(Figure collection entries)

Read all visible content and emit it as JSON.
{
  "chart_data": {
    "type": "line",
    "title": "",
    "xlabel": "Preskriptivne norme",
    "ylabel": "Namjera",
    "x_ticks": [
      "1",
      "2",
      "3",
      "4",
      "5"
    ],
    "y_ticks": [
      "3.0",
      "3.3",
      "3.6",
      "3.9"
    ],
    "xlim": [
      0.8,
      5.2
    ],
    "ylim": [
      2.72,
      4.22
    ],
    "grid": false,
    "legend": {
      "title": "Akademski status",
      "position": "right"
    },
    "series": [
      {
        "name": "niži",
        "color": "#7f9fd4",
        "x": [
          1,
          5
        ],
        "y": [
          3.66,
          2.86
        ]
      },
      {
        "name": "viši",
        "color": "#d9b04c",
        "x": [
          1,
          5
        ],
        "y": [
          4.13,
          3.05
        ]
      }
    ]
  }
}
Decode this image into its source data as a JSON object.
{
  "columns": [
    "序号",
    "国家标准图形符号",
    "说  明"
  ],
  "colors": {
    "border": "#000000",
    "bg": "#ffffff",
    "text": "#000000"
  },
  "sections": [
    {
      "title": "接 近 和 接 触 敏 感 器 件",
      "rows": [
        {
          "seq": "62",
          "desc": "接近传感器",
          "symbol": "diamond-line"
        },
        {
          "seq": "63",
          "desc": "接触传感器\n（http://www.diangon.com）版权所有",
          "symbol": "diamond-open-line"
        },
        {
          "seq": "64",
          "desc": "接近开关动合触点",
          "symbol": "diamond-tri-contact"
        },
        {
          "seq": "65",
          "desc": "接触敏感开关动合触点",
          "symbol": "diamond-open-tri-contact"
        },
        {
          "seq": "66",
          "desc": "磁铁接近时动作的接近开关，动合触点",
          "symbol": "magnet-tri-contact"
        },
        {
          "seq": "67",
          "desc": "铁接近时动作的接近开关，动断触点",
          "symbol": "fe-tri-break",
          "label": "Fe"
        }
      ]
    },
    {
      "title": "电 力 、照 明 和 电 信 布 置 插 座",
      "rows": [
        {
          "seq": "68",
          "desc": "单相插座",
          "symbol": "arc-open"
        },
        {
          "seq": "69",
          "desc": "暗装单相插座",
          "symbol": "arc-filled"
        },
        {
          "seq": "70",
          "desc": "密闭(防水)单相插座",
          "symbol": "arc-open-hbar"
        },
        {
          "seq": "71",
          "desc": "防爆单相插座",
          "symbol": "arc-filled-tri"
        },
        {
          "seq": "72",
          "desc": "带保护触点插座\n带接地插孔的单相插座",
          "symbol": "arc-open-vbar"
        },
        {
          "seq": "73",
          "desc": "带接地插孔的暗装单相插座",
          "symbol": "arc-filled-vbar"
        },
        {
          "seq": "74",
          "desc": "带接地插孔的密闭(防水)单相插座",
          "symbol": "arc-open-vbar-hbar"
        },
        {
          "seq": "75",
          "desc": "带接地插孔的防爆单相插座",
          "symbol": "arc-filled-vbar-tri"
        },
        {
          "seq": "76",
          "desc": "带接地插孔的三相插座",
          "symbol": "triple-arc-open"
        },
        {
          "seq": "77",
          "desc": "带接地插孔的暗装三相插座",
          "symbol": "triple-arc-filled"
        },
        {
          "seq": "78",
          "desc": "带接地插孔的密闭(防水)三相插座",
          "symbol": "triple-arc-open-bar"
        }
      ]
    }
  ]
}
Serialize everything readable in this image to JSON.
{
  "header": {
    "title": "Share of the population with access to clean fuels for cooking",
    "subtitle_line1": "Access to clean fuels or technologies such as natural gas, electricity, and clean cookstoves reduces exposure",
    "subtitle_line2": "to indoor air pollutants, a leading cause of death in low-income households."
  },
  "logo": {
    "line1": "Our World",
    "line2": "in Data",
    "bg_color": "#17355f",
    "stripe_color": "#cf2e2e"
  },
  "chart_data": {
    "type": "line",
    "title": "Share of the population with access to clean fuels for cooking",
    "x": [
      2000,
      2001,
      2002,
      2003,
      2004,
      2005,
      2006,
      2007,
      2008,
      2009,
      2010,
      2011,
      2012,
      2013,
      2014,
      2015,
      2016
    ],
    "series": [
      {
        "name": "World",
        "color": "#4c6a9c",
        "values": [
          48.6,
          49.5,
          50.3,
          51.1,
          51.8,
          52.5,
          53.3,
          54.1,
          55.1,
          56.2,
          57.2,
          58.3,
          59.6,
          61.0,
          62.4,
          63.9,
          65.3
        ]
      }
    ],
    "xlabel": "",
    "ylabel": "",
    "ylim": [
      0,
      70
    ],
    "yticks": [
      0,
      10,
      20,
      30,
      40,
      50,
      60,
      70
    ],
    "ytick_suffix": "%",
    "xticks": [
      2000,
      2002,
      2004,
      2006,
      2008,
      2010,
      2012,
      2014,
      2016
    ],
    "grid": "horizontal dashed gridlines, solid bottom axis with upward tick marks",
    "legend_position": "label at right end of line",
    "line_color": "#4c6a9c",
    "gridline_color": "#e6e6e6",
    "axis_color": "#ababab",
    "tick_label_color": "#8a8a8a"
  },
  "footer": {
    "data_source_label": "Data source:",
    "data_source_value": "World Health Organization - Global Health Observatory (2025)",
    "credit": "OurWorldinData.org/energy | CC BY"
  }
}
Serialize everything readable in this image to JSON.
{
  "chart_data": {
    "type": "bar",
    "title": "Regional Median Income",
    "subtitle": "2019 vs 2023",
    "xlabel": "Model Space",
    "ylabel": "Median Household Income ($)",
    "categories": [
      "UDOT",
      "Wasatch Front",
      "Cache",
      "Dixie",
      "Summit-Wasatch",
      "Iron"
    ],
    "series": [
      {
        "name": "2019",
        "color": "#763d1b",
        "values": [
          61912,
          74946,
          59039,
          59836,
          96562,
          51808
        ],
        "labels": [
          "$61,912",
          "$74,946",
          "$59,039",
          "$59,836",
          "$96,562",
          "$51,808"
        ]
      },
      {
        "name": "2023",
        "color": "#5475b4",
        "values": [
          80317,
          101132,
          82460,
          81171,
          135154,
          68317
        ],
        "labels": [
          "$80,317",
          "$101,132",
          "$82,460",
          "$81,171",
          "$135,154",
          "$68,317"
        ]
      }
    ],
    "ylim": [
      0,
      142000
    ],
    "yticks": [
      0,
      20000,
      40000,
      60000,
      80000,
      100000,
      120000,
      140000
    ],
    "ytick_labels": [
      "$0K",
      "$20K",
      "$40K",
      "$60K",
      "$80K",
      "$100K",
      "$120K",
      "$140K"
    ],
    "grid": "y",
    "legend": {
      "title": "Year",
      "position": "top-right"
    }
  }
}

**Instruction:**
Give the entries once more, exactly as they appear.

**Right answer:**
Read all visible content and emit it as JSON.
{
  "chart_data": {
    "type": "line",
    "title": "",
    "xlabel": "Preskriptivne norme",
    "ylabel": "Namjera",
    "x_ticks": [
      "1",
      "2",
      "3",
      "4",
      "5"
    ],
    "y_ticks": [
      "3.0",
      "3.3",
      "3.6",
      "3.9"
    ],
    "xlim": [
      0.8,
      5.2
    ],
    "ylim": [
      2.72,
      4.22
    ],
    "grid": false,
    "legend": {
      "title": "Akademski status",
      "position": "right"
    },
    "series": [
      {
        "name": "niži",
        "color": "#7f9fd4",
        "x": [
          1,
          5
        ],
        "y": [
          3.66,
          2.86
        ]
      },
      {
        "name": "viši",
        "color": "#d9b04c",
        "x": [
          1,
          5
        ],
        "y": [
          4.13,
          3.05
        ]
      }
    ]
  }
}
Decode this image into its source data as a JSON object.
{
  "columns": [
    "序号",
    "国家标准图形符号",
    "说  明"
  ],
  "colors": {
    "border": "#000000",
    "bg": "#ffffff",
    "text": "#000000"
  },
  "sections": [
    {
      "title": "接 近 和 接 触 敏 感 器 件",
      "rows": [
        {
          "seq": "62",
          "desc": "接近传感器",
          "symbol": "diamond-line"
        },
        {
          "seq": "63",
          "desc": "接触传感器\n（http://www.diangon.com）版权所有",
          "symbol": "diamond-open-line"
        },
        {
          "seq": "64",
          "desc": "接近开关动合触点",
          "symbol": "diamond-tri-contact"
        },
        {
          "seq": "65",
          "desc": "接触敏感开关动合触点",
          "symbol": "diamond-open-tri-contact"
        },
        {
          "seq": "66",
          "desc": "磁铁接近时动作的接近开关，动合触点",
          "symbol": "magnet-tri-contact"
        },
        {
          "seq": "67",
          "desc": "铁接近时动作的接近开关，动断触点",
          "symbol": "fe-tri-break",
          "label": "Fe"
        }
      ]
    },
    {
      "title": "电 力 、照 明 和 电 信 布 置 插 座",
      "rows": [
        {
          "seq": "68",
          "desc": "单相插座",
          "symbol": "arc-open"
        },
        {
          "seq": "69",
          "desc": "暗装单相插座",
          "symbol": "arc-filled"
        },
        {
          "seq": "70",
          "desc": "密闭(防水)单相插座",
          "symbol": "arc-open-hbar"
        },
        {
          "seq": "71",
          "desc": "防爆单相插座",
          "symbol": "arc-filled-tri"
        },
        {
          "seq": "72",
          "desc": "带保护触点插座\n带接地插孔的单相插座",
          "symbol": "arc-open-vbar"
        },
        {
          "seq": "73",
          "desc": "带接地插孔的暗装单相插座",
          "symbol": "arc-filled-vbar"
        },
        {
          "seq": "74",
          "desc": "带接地插孔的密闭(防水)单相插座",
          "symbol": "arc-open-vbar-hbar"
        },
        {
          "seq": "75",
          "desc": "带接地插孔的防爆单相插座",
          "symbol": "arc-filled-vbar-tri"
        },
        {
          "seq": "76",
          "desc": "带接地插孔的三相插座",
          "symbol": "triple-arc-open"
        },
        {
          "seq": "77",
          "desc": "带接地插孔的暗装三相插座",
          "symbol": "triple-arc-filled"
        },
        {
          "seq": "78",
          "desc": "带接地插孔的密闭(防水)三相插座",
          "symbol": "triple-arc-open-bar"
        }
      ]
    }
  ]
}
Serialize everything readable in this image to JSON.
{
  "header": {
    "title": "Share of the population with access to clean fuels for cooking",
    "subtitle_line1": "Access to clean fuels or technologies such as natural gas, electricity, and clean cookstoves reduces exposure",
    "subtitle_line2": "to indoor air pollutants, a leading cause of death in low-income households."
  },
  "logo": {
    "line1": "Our World",
    "line2": "in Data",
    "bg_color": "#17355f",
    "stripe_color": "#cf2e2e"
  },
  "chart_data": {
    "type": "line",
    "title": "Share of the population with access to clean fuels for cooking",
    "x": [
      2000,
      2001,
      2002,
      2003,
      2004,
      2005,
      2006,
      2007,
      2008,
      2009,
      2010,
      2011,
      2012,
      2013,
      2014,
      2015,
      2016
    ],
    "series": [
      {
        "name": "World",
        "color": "#4c6a9c",
        "values": [
          48.6,
          49.5,
          50.3,
          51.1,
          51.8,
          52.5,
          53.3,
          54.1,
          55.1,
          56.2,
          57.2,
          58.3,
          59.6,
          61.0,
          62.4,
          63.9,
          65.3
        ]
      }
    ],
    "xlabel": "",
    "ylabel": "",
    "ylim": [
      0,
      70
    ],
    "yticks": [
      0,
      10,
      20,
      30,
      40,
      50,
      60,
      70
    ],
    "ytick_suffix": "%",
    "xticks": [
      2000,
      2002,
      2004,
      2006,
      2008,
      2010,
      2012,
      2014,
      2016
    ],
    "grid": "horizontal dashed gridlines, solid bottom axis with upward tick marks",
    "legend_position": "label at right end of line",
    "line_color": "#4c6a9c",
    "gridline_color": "#e6e6e6",
    "axis_color": "#ababab",
    "tick_label_color": "#8a8a8a"
  },
  "footer": {
    "data_source_label": "Data source:",
    "data_source_value": "World Health Organization - Global Health Observatory (2025)",
    "credit": "OurWorldinData.org/energy | CC BY"
  }
}
Serialize everything readable in this image to JSON.
{
  "chart_data": {
    "type": "bar",
    "title": "Regional Median Income",
    "subtitle": "2019 vs 2023",
    "xlabel": "Model Space",
    "ylabel": "Median Household Income ($)",
    "categories": [
      "UDOT",
      "Wasatch Front",
      "Cache",
      "Dixie",
      "Summit-Wasatch",
      "Iron"
    ],
    "series": [
      {
        "name": "2019",
        "color": "#763d1b",
        "values": [
          61912,
          74946,
          59039,
          59836,
          96562,
          51808
        ],
        "labels": [
          "$61,912",
          "$74,946",
          "$59,039",
          "$59,836",
          "$96,562",
          "$51,808"
        ]
      },
      {
        "name": "2023",
        "color": "#5475b4",
        "values": [
          80317,
          101132,
          82460,
          81171,
          135154,
          68317
        ],
        "labels": [
          "$80,317",
          "$101,132",
          "$82,460",
          "$81,171",
          "$135,154",
          "$68,317"
        ]
      }
    ],
    "ylim": [
      0,
      142000
    ],
    "yticks": [
      0,
      20000,
      40000,
      60000,
      80000,
      100000,
      120000,
      140000
    ],
    "ytick_labels": [
      "$0K",
      "$20K",
      "$40K",
      "$60K",
      "$80K",
      "$100K",
      "$120K",
      "$140K"
    ],
    "grid": "y",
    "legend": {
      "title": "Year",
      "position": "top-right"
    }
  }
}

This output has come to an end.